Problem description: Without any pictures, output the records exactly as they are.
[Study material Boundary: Start]
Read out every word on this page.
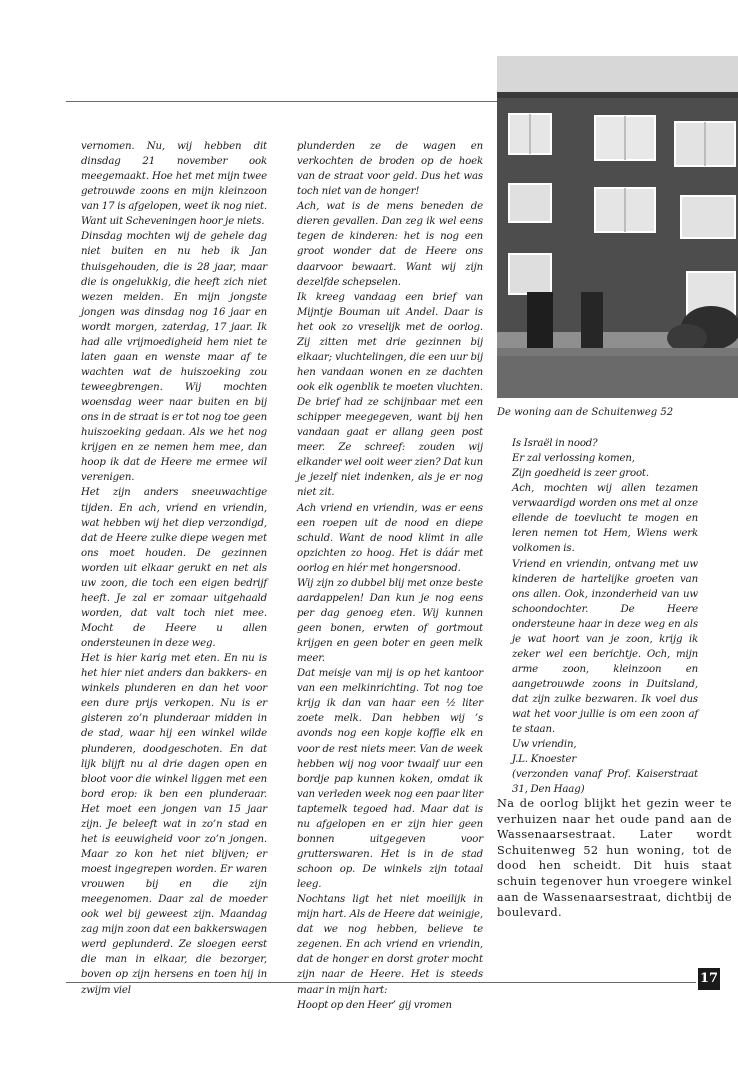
vernomen. Nu, wij hebben dit dinsdag 21 november ook meegemaakt. Hoe het met mijn twee getrouwde zoons en mijn kleinzoon van 17 is afgelopen, weet ik nog niet. Want uit Scheveningen hoor je niets.

Dinsdag mochten wij de gehele dag niet buiten en nu heb ik Jan thuisgehouden, die is 28 jaar, maar die is ongelukkig, die heeft zich niet wezen melden. En mijn jongste jongen was dinsdag nog 16 jaar en wordt morgen, zaterdag, 17 jaar. Ik had alle vrijmoedigheid hem niet te laten gaan en wenste maar af te wachten wat de huiszoeking zou teweegbrengen. Wij mochten woensdag weer naar buiten en bij ons in de straat is er tot nog toe geen huiszoeking gedaan. Als we het nog krijgen en ze nemen hem mee, dan hoop ik dat de Heere me ermee wil verenigen.

Het zijn anders sneeuwachtige tijden. En ach, vriend en vriendin, wat hebben wij het diep verzondigd, dat de Heere zulke diepe wegen met ons moet houden. De gezinnen worden uit elkaar gerukt en net als uw zoon, die toch een eigen bedrijf heeft. Je zal er zomaar uitgehaald worden, dat valt toch niet mee. Mocht de Heere u allen ondersteunen in deze weg.

Het is hier karig met eten. En nu is het hier niet anders dan bakkers- en winkels plunderen en dan het voor een dure prijs verkopen. Nu is er gisteren zo’n plunderaar midden in de stad, waar hij een winkel wilde plunderen, doodgeschoten. En dat lijk blijft nu al drie dagen open en bloot voor die winkel liggen met een bord erop: ik ben een plunderaar. Het moet een jongen van 15 jaar zijn. Je beleeft wat in zo’n stad en het is eeuwigheid voor zo’n jongen. Maar zo kon het niet blijven; er moest ingegrepen worden. Er waren vrouwen bij en die zijn meegenomen. Daar zal de moeder ook wel bij geweest zijn. Maandag zag mijn zoon dat een bakkerswagen werd geplunderd. Ze sloegen eerst die man in elkaar, die bezorger, boven op zijn hersens en toen hij in zwijm viel

plunderden ze de wagen en verkochten de broden op de hoek van de straat voor geld. Dus het was toch niet van de honger!

Ach, wat is de mens beneden de dieren gevallen. Dan zeg ik wel eens tegen de kinderen: het is nog een groot wonder dat de Heere ons daarvoor bewaart. Want wij zijn dezelfde schepselen.

Ik kreeg vandaag een brief van Mijntje Bouman uit Andel. Daar is het ook zo vreselijk met de oorlog. Zij zitten met drie gezinnen bij elkaar; vluchtelingen, die een uur bij hen vandaan wonen en ze dachten ook elk ogenblik te moeten vluchten. De brief had ze schijnbaar met een schipper meegegeven, want bij hen vandaan gaat er allang geen post meer. Ze schreef: zouden wij elkander wel ooit weer zien? Dat kun je jezelf niet indenken, als je er nog niet zit.

Ach vriend en vriendin, was er eens een roepen uit de nood en diepe schuld. Want de nood klimt in alle opzichten zo hoog. Het is dáár met oorlog en hiér met hongersnood.

Wij zijn zo dubbel blij met onze beste aardappelen! Dan kun je nog eens per dag genoeg eten. Wij kunnen geen bonen, erwten of gortmout krijgen en geen boter en geen melk meer.

Dat meisje van mij is op het kantoor van een melkinrichting. Tot nog toe krijg ik dan van haar een ½ liter zoete melk. Dan hebben wij ’s avonds nog een kopje koffie elk en voor de rest niets meer. Van de week hebben wij nog voor twaalf uur een bordje pap kunnen koken, omdat ik van verleden week nog een paar liter taptemelk tegoed had. Maar dat is nu afgelopen en er zijn hier geen bonnen uitgegeven voor grutterswaren. Het is in de stad schoon op. De winkels zijn totaal leeg.

Nochtans ligt het niet moeilijk in mijn hart. Als de Heere dat weinigje, dat we nog hebben, believe te zegenen. En ach vriend en vriendin, dat de honger en dorst groter mocht zijn naar de Heere. Het is steeds maar in mijn hart:

Hoopt op den Heer’ gij vromen

De woning aan de Schuitenweg 52

Is Israël in nood?

Er zal verlossing komen,

Zijn goedheid is zeer groot.

Ach, mochten wij allen tezamen verwaardigd worden ons met al onze ellende de toevlucht te mogen en leren nemen tot Hem, Wiens werk volkomen is.

Vriend en vriendin, ontvang met uw kinderen de hartelijke groeten van ons allen. Ook, inzonderheid van uw schoondochter. De Heere ondersteune haar in deze weg en als je wat hoort van je zoon, krijg ik zeker wel een berichtje. Och, mijn arme zoon, kleinzoon en aangetrouwde zoons in Duitsland, dat zijn zulke bezwaren. Ik voel dus wat het voor jullie is om een zoon af te staan.

Uw vriendin,

J.L. Knoester

(verzonden vanaf Prof. Kaiserstraat 31, Den Haag)

Na de oorlog blijkt het gezin weer te verhuizen naar het oude pand aan de Wassenaarsestraat. Later wordt Schuitenweg 52 hun woning, tot de dood hen scheidt. Dit huis staat schuin tegenover hun vroegere winkel aan de Wassenaarsestraat, dichtbij de boulevard.

17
[Study material Boundary: End]
Exercise result:
Read out every word on this page.
vernomen. Nu, wij hebben dit dinsdag 21 november ook meegemaakt. Hoe het met mijn twee getrouwde zoons en mijn kleinzoon van 17 is afgelopen, weet ik nog niet. Want uit Scheveningen hoor je niets.

Dinsdag mochten wij de gehele dag niet buiten en nu heb ik Jan thuisgehouden, die is 28 jaar, maar die is ongelukkig, die heeft zich niet wezen melden. En mijn jongste jongen was dinsdag nog 16 jaar en wordt morgen, zaterdag, 17 jaar. Ik had alle vrijmoedigheid hem niet te laten gaan en wenste maar af te wachten wat de huiszoeking zou teweegbrengen. Wij mochten woensdag weer naar buiten en bij ons in de straat is er tot nog toe geen huiszoeking gedaan. Als we het nog krijgen en ze nemen hem mee, dan hoop ik dat de Heere me ermee wil verenigen.

Het zijn anders sneeuwachtige tijden. En ach, vriend en vriendin, wat hebben wij het diep verzondigd, dat de Heere zulke diepe wegen met ons moet houden. De gezinnen worden uit elkaar gerukt en net als uw zoon, die toch een eigen bedrijf heeft. Je zal er zomaar uitgehaald worden, dat valt toch niet mee. Mocht de Heere u allen ondersteunen in deze weg.

Het is hier karig met eten. En nu is het hier niet anders dan bakkers- en winkels plunderen en dan het voor een dure prijs verkopen. Nu is er gisteren zo’n plunderaar midden in de stad, waar hij een winkel wilde plunderen, doodgeschoten. En dat lijk blijft nu al drie dagen open en bloot voor die winkel liggen met een bord erop: ik ben een plunderaar. Het moet een jongen van 15 jaar zijn. Je beleeft wat in zo’n stad en het is eeuwigheid voor zo’n jongen. Maar zo kon het niet blijven; er moest ingegrepen worden. Er waren vrouwen bij en die zijn meegenomen. Daar zal de moeder ook wel bij geweest zijn. Maandag zag mijn zoon dat een bakkerswagen werd geplunderd. Ze sloegen eerst die man in elkaar, die bezorger, boven op zijn hersens en toen hij in zwijm viel

plunderden ze de wagen en verkochten de broden op de hoek van de straat voor geld. Dus het was toch niet van de honger!

Ach, wat is de mens beneden de dieren gevallen. Dan zeg ik wel eens tegen de kinderen: het is nog een groot wonder dat de Heere ons daarvoor bewaart. Want wij zijn dezelfde schepselen.

Ik kreeg vandaag een brief van Mijntje Bouman uit Andel. Daar is het ook zo vreselijk met de oorlog. Zij zitten met drie gezinnen bij elkaar; vluchtelingen, die een uur bij hen vandaan wonen en ze dachten ook elk ogenblik te moeten vluchten. De brief had ze schijnbaar met een schipper meegegeven, want bij hen vandaan gaat er allang geen post meer. Ze schreef: zouden wij elkander wel ooit weer zien? Dat kun je jezelf niet indenken, als je er nog niet zit.

Ach vriend en vriendin, was er eens een roepen uit de nood en diepe schuld. Want de nood klimt in alle opzichten zo hoog. Het is dáár met oorlog en hiér met hongersnood.

Wij zijn zo dubbel blij met onze beste aardappelen! Dan kun je nog eens per dag genoeg eten. Wij kunnen geen bonen, erwten of gortmout krijgen en geen boter en geen melk meer.

Dat meisje van mij is op het kantoor van een melkinrichting. Tot nog toe krijg ik dan van haar een ½ liter zoete melk. Dan hebben wij ’s avonds nog een kopje koffie elk en voor de rest niets meer. Van de week hebben wij nog voor twaalf uur een bordje pap kunnen koken, omdat ik van verleden week nog een paar liter taptemelk tegoed had. Maar dat is nu afgelopen en er zijn hier geen bonnen uitgegeven voor grutterswaren. Het is in de stad schoon op. De winkels zijn totaal leeg.

Nochtans ligt het niet moeilijk in mijn hart. Als de Heere dat weinigje, dat we nog hebben, believe te zegenen. En ach vriend en vriendin, dat de honger en dorst groter mocht zijn naar de Heere. Het is steeds maar in mijn hart:

Hoopt op den Heer’ gij vromen

De woning aan de Schuitenweg 52

Is Israël in nood?

Er zal verlossing komen,

Zijn goedheid is zeer groot.

Ach, mochten wij allen tezamen verwaardigd worden ons met al onze ellende de toevlucht te mogen en leren nemen tot Hem, Wiens werk volkomen is.

Vriend en vriendin, ontvang met uw kinderen de hartelijke groeten van ons allen. Ook, inzonderheid van uw schoondochter. De Heere ondersteune haar in deze weg en als je wat hoort van je zoon, krijg ik zeker wel een berichtje. Och, mijn arme zoon, kleinzoon en aangetrouwde zoons in Duitsland, dat zijn zulke bezwaren. Ik voel dus wat het voor jullie is om een zoon af te staan.

Uw vriendin,

J.L. Knoester

(verzonden vanaf Prof. Kaiserstraat 31, Den Haag)

Na de oorlog blijkt het gezin weer te verhuizen naar het oude pand aan de Wassenaarsestraat. Later wordt Schuitenweg 52 hun woning, tot de dood hen scheidt. Dit huis staat schuin tegenover hun vroegere winkel aan de Wassenaarsestraat, dichtbij de boulevard.

17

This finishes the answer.